__BRIEF__:
Copy every line of the data exactly, leaving nothing out.

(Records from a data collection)
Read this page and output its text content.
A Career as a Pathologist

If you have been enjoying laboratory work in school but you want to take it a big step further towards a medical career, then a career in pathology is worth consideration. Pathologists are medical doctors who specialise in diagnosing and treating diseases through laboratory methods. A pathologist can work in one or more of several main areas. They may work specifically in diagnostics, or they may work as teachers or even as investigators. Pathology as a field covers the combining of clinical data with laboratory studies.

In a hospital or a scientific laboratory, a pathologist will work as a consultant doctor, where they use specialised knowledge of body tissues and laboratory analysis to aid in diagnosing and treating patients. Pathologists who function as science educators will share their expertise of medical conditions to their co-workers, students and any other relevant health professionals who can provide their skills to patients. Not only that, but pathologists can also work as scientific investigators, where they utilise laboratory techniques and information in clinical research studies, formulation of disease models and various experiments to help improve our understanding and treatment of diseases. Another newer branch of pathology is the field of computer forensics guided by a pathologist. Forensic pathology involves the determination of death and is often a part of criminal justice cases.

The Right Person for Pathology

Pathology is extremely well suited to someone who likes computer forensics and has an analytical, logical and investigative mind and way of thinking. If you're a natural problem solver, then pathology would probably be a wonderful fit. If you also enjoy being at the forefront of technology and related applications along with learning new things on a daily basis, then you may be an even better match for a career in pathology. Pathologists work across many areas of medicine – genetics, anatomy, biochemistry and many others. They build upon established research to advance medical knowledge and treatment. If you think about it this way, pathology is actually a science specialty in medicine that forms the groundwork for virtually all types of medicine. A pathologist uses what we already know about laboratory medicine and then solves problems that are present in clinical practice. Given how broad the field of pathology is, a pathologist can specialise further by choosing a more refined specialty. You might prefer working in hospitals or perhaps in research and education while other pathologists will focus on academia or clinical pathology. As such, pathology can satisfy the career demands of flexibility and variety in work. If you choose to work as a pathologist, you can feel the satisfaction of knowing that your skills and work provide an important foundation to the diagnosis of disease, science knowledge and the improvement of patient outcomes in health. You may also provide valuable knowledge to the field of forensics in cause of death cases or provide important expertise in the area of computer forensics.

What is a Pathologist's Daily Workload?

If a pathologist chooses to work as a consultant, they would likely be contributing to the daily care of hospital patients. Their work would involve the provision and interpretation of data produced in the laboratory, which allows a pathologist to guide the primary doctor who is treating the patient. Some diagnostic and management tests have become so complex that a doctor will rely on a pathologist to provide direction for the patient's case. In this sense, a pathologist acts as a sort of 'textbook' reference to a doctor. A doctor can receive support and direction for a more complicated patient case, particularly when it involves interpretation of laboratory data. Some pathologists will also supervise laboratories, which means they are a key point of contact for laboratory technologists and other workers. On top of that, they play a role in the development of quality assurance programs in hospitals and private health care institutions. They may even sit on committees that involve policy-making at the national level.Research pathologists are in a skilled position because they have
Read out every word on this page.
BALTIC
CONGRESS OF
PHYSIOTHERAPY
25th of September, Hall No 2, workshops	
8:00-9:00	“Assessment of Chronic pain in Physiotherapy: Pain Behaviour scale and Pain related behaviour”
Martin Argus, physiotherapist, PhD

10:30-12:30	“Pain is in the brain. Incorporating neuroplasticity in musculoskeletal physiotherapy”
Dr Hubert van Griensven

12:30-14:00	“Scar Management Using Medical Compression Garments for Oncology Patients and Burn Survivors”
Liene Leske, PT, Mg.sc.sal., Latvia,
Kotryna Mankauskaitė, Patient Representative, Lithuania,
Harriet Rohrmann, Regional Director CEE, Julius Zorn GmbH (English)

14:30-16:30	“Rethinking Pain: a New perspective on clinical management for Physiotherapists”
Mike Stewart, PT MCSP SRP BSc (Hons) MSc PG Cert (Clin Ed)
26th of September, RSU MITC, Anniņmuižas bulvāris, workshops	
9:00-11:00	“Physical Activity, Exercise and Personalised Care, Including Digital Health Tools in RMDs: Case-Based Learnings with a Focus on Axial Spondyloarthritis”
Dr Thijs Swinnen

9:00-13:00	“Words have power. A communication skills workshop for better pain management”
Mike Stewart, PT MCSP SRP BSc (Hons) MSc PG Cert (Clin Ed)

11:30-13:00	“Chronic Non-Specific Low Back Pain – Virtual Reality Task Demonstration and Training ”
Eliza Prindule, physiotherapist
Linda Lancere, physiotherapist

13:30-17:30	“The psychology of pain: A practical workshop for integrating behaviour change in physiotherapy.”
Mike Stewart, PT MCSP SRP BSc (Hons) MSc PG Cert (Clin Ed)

__YOUR RESPONSE__:
Read this page and output its text content.
A Career as a Pathologist

If you have been enjoying laboratory work in school but you want to take it a big step further towards a medical career, then a career in pathology is worth consideration. Pathologists are medical doctors who specialise in diagnosing and treating diseases through laboratory methods. A pathologist can work in one or more of several main areas. They may work specifically in diagnostics, or they may work as teachers or even as investigators. Pathology as a field covers the combining of clinical data with laboratory studies.

In a hospital or a scientific laboratory, a pathologist will work as a consultant doctor, where they use specialised knowledge of body tissues and laboratory analysis to aid in diagnosing and treating patients. Pathologists who function as science educators will share their expertise of medical conditions to their co-workers, students and any other relevant health professionals who can provide their skills to patients. Not only that, but pathologists can also work as scientific investigators, where they utilise laboratory techniques and information in clinical research studies, formulation of disease models and various experiments to help improve our understanding and treatment of diseases. Another newer branch of pathology is the field of computer forensics guided by a pathologist. Forensic pathology involves the determination of death and is often a part of criminal justice cases.

The Right Person for Pathology

Pathology is extremely well suited to someone who likes computer forensics and has an analytical, logical and investigative mind and way of thinking. If you're a natural problem solver, then pathology would probably be a wonderful fit. If you also enjoy being at the forefront of technology and related applications along with learning new things on a daily basis, then you may be an even better match for a career in pathology. Pathologists work across many areas of medicine – genetics, anatomy, biochemistry and many others. They build upon established research to advance medical knowledge and treatment. If you think about it this way, pathology is actually a science specialty in medicine that forms the groundwork for virtually all types of medicine. A pathologist uses what we already know about laboratory medicine and then solves problems that are present in clinical practice. Given how broad the field of pathology is, a pathologist can specialise further by choosing a more refined specialty. You might prefer working in hospitals or perhaps in research and education while other pathologists will focus on academia or clinical pathology. As such, pathology can satisfy the career demands of flexibility and variety in work. If you choose to work as a pathologist, you can feel the satisfaction of knowing that your skills and work provide an important foundation to the diagnosis of disease, science knowledge and the improvement of patient outcomes in health. You may also provide valuable knowledge to the field of forensics in cause of death cases or provide important expertise in the area of computer forensics.

What is a Pathologist's Daily Workload?

If a pathologist chooses to work as a consultant, they would likely be contributing to the daily care of hospital patients. Their work would involve the provision and interpretation of data produced in the laboratory, which allows a pathologist to guide the primary doctor who is treating the patient. Some diagnostic and management tests have become so complex that a doctor will rely on a pathologist to provide direction for the patient's case. In this sense, a pathologist acts as a sort of 'textbook' reference to a doctor. A doctor can receive support and direction for a more complicated patient case, particularly when it involves interpretation of laboratory data. Some pathologists will also supervise laboratories, which means they are a key point of contact for laboratory technologists and other workers. On top of that, they play a role in the development of quality assurance programs in hospitals and private health care institutions. They may even sit on committees that involve policy-making at the national level.Research pathologists are in a skilled position because they have
Read out every word on this page.
BALTIC
CONGRESS OF
PHYSIOTHERAPY
25th of September, Hall No 2, workshops	
8:00-9:00	“Assessment of Chronic pain in Physiotherapy: Pain Behaviour scale and Pain related behaviour”
Martin Argus, physiotherapist, PhD

10:30-12:30	“Pain is in the brain. Incorporating neuroplasticity in musculoskeletal physiotherapy”
Dr Hubert van Griensven

12:30-14:00	“Scar Management Using Medical Compression Garments for Oncology Patients and Burn Survivors”
Liene Leske, PT, Mg.sc.sal., Latvia,
Kotryna Mankauskaitė, Patient Representative, Lithuania,
Harriet Rohrmann, Regional Director CEE, Julius Zorn GmbH (English)

14:30-16:30	“Rethinking Pain: a New perspective on clinical management for Physiotherapists”
Mike Stewart, PT MCSP SRP BSc (Hons) MSc PG Cert (Clin Ed)
26th of September, RSU MITC, Anniņmuižas bulvāris, workshops	
9:00-11:00	“Physical Activity, Exercise and Personalised Care, Including Digital Health Tools in RMDs: Case-Based Learnings with a Focus on Axial Spondyloarthritis”
Dr Thijs Swinnen

9:00-13:00	“Words have power. A communication skills workshop for better pain management”
Mike Stewart, PT MCSP SRP BSc (Hons) MSc PG Cert (Clin Ed)

11:30-13:00	“Chronic Non-Specific Low Back Pain – Virtual Reality Task Demonstration and Training ”
Eliza Prindule, physiotherapist
Linda Lancere, physiotherapist

13:30-17:30	“The psychology of pain: A practical workshop for integrating behaviour change in physiotherapy.”
Mike Stewart, PT MCSP SRP BSc (Hons) MSc PG Cert (Clin Ed)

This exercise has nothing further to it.